Dataset records
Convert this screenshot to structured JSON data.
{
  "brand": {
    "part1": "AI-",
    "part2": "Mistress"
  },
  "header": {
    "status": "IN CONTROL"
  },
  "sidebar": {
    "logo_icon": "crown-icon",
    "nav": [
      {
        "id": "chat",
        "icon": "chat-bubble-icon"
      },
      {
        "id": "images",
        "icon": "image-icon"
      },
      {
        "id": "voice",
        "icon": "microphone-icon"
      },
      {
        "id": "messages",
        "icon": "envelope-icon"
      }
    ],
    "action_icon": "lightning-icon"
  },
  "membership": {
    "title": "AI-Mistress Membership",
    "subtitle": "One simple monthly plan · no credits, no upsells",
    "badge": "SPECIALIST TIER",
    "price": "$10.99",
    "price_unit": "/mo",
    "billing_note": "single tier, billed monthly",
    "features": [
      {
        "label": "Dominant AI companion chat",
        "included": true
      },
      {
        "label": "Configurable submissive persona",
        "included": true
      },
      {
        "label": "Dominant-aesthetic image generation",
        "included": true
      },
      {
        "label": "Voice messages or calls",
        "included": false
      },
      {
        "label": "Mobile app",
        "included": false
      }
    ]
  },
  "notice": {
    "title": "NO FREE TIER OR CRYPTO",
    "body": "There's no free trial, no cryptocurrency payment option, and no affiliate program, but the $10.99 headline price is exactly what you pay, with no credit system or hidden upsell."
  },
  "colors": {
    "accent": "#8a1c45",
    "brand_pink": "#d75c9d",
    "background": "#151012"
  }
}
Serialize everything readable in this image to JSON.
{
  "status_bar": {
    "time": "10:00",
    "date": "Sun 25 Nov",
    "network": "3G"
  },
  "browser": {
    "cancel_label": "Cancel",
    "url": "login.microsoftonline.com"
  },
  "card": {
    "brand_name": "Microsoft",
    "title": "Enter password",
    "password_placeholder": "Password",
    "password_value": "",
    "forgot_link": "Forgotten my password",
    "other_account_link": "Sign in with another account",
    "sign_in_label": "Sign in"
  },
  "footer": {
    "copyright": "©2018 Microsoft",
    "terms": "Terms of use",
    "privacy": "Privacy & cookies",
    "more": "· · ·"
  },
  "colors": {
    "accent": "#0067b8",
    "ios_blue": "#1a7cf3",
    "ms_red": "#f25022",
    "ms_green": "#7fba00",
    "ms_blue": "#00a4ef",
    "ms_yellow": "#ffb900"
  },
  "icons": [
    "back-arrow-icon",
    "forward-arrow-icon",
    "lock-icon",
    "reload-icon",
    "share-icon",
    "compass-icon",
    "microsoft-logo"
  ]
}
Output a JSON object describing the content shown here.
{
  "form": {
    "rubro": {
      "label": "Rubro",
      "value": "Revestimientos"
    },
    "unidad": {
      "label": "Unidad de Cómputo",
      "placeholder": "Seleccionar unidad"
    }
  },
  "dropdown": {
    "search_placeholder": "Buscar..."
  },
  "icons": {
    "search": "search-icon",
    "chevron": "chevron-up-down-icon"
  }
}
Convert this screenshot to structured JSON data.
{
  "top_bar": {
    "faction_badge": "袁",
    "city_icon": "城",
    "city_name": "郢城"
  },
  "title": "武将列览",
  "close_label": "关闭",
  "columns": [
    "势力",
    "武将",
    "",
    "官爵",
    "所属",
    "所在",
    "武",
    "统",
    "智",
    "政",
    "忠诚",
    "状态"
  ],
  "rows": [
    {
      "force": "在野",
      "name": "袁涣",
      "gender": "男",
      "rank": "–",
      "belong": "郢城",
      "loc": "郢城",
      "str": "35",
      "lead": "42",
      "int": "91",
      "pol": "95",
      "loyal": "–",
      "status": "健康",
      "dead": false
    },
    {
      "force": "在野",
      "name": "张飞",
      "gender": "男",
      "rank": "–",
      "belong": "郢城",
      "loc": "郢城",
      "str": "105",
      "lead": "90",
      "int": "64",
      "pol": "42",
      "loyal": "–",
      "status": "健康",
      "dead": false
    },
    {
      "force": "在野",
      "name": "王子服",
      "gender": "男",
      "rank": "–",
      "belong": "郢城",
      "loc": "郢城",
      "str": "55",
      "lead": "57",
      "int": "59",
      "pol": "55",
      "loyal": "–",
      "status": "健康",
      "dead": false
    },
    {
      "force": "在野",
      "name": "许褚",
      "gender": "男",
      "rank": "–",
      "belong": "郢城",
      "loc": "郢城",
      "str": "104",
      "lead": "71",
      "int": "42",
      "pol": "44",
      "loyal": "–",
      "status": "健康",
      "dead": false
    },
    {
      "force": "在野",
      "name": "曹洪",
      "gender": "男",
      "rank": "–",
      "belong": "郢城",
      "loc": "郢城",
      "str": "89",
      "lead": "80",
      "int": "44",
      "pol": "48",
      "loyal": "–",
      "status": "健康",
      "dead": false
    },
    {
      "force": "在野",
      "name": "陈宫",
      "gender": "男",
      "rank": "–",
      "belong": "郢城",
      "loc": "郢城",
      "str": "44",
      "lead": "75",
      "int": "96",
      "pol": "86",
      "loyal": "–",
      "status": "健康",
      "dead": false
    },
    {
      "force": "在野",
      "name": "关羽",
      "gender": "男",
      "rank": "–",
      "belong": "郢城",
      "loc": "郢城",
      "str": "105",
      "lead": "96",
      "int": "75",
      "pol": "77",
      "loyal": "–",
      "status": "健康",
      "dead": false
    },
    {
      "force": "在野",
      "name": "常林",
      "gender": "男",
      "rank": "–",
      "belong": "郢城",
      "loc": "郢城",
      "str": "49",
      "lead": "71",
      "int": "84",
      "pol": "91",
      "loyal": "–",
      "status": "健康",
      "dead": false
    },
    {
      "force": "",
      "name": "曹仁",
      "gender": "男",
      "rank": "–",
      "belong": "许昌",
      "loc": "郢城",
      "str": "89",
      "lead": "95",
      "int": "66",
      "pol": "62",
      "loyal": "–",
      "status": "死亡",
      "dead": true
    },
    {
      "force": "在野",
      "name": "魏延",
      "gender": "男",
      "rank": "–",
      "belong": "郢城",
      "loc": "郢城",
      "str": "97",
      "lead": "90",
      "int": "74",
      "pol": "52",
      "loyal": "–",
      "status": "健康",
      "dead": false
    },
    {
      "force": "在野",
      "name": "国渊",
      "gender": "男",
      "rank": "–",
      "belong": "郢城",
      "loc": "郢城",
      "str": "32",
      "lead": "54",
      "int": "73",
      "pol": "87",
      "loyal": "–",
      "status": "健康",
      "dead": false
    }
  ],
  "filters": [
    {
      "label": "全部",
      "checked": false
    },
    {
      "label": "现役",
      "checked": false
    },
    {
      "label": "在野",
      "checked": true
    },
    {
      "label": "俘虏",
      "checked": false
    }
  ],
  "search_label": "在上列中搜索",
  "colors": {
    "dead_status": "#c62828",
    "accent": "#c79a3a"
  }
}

■ JOB:
Once more, set down the full listing, verbatim.

■ FULL RESPONSE:
Convert this screenshot to structured JSON data.
{
  "brand": {
    "part1": "AI-",
    "part2": "Mistress"
  },
  "header": {
    "status": "IN CONTROL"
  },
  "sidebar": {
    "logo_icon": "crown-icon",
    "nav": [
      {
        "id": "chat",
        "icon": "chat-bubble-icon"
      },
      {
        "id": "images",
        "icon": "image-icon"
      },
      {
        "id": "voice",
        "icon": "microphone-icon"
      },
      {
        "id": "messages",
        "icon": "envelope-icon"
      }
    ],
    "action_icon": "lightning-icon"
  },
  "membership": {
    "title": "AI-Mistress Membership",
    "subtitle": "One simple monthly plan · no credits, no upsells",
    "badge": "SPECIALIST TIER",
    "price": "$10.99",
    "price_unit": "/mo",
    "billing_note": "single tier, billed monthly",
    "features": [
      {
        "label": "Dominant AI companion chat",
        "included": true
      },
      {
        "label": "Configurable submissive persona",
        "included": true
      },
      {
        "label": "Dominant-aesthetic image generation",
        "included": true
      },
      {
        "label": "Voice messages or calls",
        "included": false
      },
      {
        "label": "Mobile app",
        "included": false
      }
    ]
  },
  "notice": {
    "title": "NO FREE TIER OR CRYPTO",
    "body": "There's no free trial, no cryptocurrency payment option, and no affiliate program, but the $10.99 headline price is exactly what you pay, with no credit system or hidden upsell."
  },
  "colors": {
    "accent": "#8a1c45",
    "brand_pink": "#d75c9d",
    "background": "#151012"
  }
}
Serialize everything readable in this image to JSON.
{
  "status_bar": {
    "time": "10:00",
    "date": "Sun 25 Nov",
    "network": "3G"
  },
  "browser": {
    "cancel_label": "Cancel",
    "url": "login.microsoftonline.com"
  },
  "card": {
    "brand_name": "Microsoft",
    "title": "Enter password",
    "password_placeholder": "Password",
    "password_value": "",
    "forgot_link": "Forgotten my password",
    "other_account_link": "Sign in with another account",
    "sign_in_label": "Sign in"
  },
  "footer": {
    "copyright": "©2018 Microsoft",
    "terms": "Terms of use",
    "privacy": "Privacy & cookies",
    "more": "· · ·"
  },
  "colors": {
    "accent": "#0067b8",
    "ios_blue": "#1a7cf3",
    "ms_red": "#f25022",
    "ms_green": "#7fba00",
    "ms_blue": "#00a4ef",
    "ms_yellow": "#ffb900"
  },
  "icons": [
    "back-arrow-icon",
    "forward-arrow-icon",
    "lock-icon",
    "reload-icon",
    "share-icon",
    "compass-icon",
    "microsoft-logo"
  ]
}
Output a JSON object describing the content shown here.
{
  "form": {
    "rubro": {
      "label": "Rubro",
      "value": "Revestimientos"
    },
    "unidad": {
      "label": "Unidad de Cómputo",
      "placeholder": "Seleccionar unidad"
    }
  },
  "dropdown": {
    "search_placeholder": "Buscar..."
  },
  "icons": {
    "search": "search-icon",
    "chevron": "chevron-up-down-icon"
  }
}
Convert this screenshot to structured JSON data.
{
  "top_bar": {
    "faction_badge": "袁",
    "city_icon": "城",
    "city_name": "郢城"
  },
  "title": "武将列览",
  "close_label": "关闭",
  "columns": [
    "势力",
    "武将",
    "",
    "官爵",
    "所属",
    "所在",
    "武",
    "统",
    "智",
    "政",
    "忠诚",
    "状态"
  ],
  "rows": [
    {
      "force": "在野",
      "name": "袁涣",
      "gender": "男",
      "rank": "–",
      "belong": "郢城",
      "loc": "郢城",
      "str": "35",
      "lead": "42",
      "int": "91",
      "pol": "95",
      "loyal": "–",
      "status": "健康",
      "dead": false
    },
    {
      "force": "在野",
      "name": "张飞",
      "gender": "男",
      "rank": "–",
      "belong": "郢城",
      "loc": "郢城",
      "str": "105",
      "lead": "90",
      "int": "64",
      "pol": "42",
      "loyal": "–",
      "status": "健康",
      "dead": false
    },
    {
      "force": "在野",
      "name": "王子服",
      "gender": "男",
      "rank": "–",
      "belong": "郢城",
      "loc": "郢城",
      "str": "55",
      "lead": "57",
      "int": "59",
      "pol": "55",
      "loyal": "–",
      "status": "健康",
      "dead": false
    },
    {
      "force": "在野",
      "name": "许褚",
      "gender": "男",
      "rank": "–",
      "belong": "郢城",
      "loc": "郢城",
      "str": "104",
      "lead": "71",
      "int": "42",
      "pol": "44",
      "loyal": "–",
      "status": "健康",
      "dead": false
    },
    {
      "force": "在野",
      "name": "曹洪",
      "gender": "男",
      "rank": "–",
      "belong": "郢城",
      "loc": "郢城",
      "str": "89",
      "lead": "80",
      "int": "44",
      "pol": "48",
      "loyal": "–",
      "status": "健康",
      "dead": false
    },
    {
      "force": "在野",
      "name": "陈宫",
      "gender": "男",
      "rank": "–",
      "belong": "郢城",
      "loc": "郢城",
      "str": "44",
      "lead": "75",
      "int": "96",
      "pol": "86",
      "loyal": "–",
      "status": "健康",
      "dead": false
    },
    {
      "force": "在野",
      "name": "关羽",
      "gender": "男",
      "rank": "–",
      "belong": "郢城",
      "loc": "郢城",
      "str": "105",
      "lead": "96",
      "int": "75",
      "pol": "77",
      "loyal": "–",
      "status": "健康",
      "dead": false
    },
    {
      "force": "在野",
      "name": "常林",
      "gender": "男",
      "rank": "–",
      "belong": "郢城",
      "loc": "郢城",
      "str": "49",
      "lead": "71",
      "int": "84",
      "pol": "91",
      "loyal": "–",
      "status": "健康",
      "dead": false
    },
    {
      "force": "",
      "name": "曹仁",
      "gender": "男",
      "rank": "–",
      "belong": "许昌",
      "loc": "郢城",
      "str": "89",
      "lead": "95",
      "int": "66",
      "pol": "62",
      "loyal": "–",
      "status": "死亡",
      "dead": true
    },
    {
      "force": "在野",
      "name": "魏延",
      "gender": "男",
      "rank": "–",
      "belong": "郢城",
      "loc": "郢城",
      "str": "97",
      "lead": "90",
      "int": "74",
      "pol": "52",
      "loyal": "–",
      "status": "健康",
      "dead": false
    },
    {
      "force": "在野",
      "name": "国渊",
      "gender": "男",
      "rank": "–",
      "belong": "郢城",
      "loc": "郢城",
      "str": "32",
      "lead": "54",
      "int": "73",
      "pol": "87",
      "loyal": "–",
      "status": "健康",
      "dead": false
    }
  ],
  "filters": [
    {
      "label": "全部",
      "checked": false
    },
    {
      "label": "现役",
      "checked": false
    },
    {
      "label": "在野",
      "checked": true
    },
    {
      "label": "俘虏",
      "checked": false
    }
  ],
  "search_label": "在上列中搜索",
  "colors": {
    "dead_status": "#c62828",
    "accent": "#c79a3a"
  }
}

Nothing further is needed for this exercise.